DATA ROWS
•••••

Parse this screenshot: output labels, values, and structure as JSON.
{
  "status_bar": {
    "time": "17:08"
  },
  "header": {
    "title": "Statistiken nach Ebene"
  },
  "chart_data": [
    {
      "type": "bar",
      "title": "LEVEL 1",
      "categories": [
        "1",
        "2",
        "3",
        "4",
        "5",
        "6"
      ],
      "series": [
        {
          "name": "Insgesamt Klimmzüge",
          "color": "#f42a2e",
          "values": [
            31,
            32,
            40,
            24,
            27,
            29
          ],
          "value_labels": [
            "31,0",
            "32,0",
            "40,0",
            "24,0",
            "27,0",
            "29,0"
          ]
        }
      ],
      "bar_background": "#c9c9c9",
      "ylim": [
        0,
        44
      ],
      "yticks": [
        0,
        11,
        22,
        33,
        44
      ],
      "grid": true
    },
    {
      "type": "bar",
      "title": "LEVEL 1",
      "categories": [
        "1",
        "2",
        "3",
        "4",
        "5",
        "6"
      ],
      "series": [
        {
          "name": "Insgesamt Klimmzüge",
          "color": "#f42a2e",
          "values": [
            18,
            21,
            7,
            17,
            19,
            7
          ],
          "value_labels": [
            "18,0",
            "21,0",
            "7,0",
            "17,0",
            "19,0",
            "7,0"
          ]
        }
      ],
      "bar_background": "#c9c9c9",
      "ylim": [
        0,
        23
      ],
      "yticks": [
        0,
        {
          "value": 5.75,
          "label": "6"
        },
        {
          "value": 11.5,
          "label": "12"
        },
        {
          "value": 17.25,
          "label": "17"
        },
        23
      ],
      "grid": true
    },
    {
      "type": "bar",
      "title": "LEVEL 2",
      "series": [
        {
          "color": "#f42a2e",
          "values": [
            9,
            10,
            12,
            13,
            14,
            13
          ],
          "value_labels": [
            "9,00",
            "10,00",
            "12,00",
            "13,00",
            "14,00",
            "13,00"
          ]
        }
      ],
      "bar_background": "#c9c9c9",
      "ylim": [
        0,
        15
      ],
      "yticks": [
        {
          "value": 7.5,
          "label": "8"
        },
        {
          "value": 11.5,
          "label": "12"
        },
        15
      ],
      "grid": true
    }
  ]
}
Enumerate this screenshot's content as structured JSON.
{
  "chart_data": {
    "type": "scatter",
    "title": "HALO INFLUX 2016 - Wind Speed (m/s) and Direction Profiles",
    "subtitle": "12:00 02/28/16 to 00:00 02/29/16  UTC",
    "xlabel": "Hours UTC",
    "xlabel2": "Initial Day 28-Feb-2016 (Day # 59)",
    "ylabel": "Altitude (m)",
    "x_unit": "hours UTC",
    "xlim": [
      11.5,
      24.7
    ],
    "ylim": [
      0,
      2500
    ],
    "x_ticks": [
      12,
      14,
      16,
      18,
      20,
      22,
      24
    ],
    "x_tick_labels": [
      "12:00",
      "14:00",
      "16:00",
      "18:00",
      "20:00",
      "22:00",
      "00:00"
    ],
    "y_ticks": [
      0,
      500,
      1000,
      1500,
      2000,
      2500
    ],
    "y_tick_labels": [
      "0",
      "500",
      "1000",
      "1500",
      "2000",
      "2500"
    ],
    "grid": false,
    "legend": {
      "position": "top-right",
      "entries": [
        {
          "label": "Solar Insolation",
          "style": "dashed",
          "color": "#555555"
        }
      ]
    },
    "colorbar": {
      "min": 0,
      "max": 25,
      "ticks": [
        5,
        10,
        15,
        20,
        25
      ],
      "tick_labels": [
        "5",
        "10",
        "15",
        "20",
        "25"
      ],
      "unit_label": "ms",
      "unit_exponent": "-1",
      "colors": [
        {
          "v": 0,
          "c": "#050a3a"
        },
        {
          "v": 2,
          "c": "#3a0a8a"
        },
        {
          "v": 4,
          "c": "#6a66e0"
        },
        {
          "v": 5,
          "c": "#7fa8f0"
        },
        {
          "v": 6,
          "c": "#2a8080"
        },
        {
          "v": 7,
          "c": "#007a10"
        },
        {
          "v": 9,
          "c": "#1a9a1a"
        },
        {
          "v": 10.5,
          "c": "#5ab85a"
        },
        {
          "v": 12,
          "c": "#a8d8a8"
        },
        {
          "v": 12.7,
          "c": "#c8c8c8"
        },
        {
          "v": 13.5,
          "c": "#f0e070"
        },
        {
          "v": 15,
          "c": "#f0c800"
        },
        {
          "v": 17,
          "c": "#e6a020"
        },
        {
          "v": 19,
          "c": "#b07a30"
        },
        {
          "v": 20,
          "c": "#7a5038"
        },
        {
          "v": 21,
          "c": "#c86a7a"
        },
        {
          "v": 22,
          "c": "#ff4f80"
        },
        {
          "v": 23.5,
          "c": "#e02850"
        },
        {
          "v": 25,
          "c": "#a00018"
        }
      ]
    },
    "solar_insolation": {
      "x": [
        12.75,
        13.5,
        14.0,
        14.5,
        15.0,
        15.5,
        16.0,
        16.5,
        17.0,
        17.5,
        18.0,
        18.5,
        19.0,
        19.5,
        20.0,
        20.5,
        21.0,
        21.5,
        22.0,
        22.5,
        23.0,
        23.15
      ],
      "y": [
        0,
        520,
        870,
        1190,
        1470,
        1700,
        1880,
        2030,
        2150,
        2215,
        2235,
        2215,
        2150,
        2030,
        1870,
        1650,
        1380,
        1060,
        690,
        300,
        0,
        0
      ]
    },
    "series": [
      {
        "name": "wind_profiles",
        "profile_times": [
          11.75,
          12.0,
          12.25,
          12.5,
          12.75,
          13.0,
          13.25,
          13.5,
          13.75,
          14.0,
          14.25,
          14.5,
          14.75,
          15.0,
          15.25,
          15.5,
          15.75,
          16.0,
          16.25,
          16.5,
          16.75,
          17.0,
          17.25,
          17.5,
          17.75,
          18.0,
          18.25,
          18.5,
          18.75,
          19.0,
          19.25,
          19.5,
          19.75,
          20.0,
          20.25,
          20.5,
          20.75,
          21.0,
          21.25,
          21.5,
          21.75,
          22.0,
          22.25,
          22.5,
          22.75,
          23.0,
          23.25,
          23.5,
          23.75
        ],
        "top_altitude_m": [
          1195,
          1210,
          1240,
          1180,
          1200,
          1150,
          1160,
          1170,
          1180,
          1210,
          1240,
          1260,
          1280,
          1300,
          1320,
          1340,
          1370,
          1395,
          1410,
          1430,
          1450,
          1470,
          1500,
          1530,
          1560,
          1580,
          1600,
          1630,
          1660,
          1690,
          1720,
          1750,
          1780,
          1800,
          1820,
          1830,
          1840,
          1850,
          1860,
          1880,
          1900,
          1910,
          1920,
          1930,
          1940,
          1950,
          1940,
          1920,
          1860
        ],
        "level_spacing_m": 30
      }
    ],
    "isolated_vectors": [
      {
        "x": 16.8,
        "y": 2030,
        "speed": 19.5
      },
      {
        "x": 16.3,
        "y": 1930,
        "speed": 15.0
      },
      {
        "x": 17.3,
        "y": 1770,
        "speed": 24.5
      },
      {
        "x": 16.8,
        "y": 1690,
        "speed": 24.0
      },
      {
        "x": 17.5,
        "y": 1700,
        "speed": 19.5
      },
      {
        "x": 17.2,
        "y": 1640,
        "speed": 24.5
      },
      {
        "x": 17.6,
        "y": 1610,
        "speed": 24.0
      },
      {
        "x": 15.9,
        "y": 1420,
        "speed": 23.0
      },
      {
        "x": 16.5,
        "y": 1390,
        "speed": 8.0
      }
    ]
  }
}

•••••

GIVEN EXERCISE
Copy in full each line that holds the word "JSON".

REPLY TO THE TASK
Parse this screenshot: output labels, values, and structure as JSON.
Enumerate this screenshot's content as structured JSON.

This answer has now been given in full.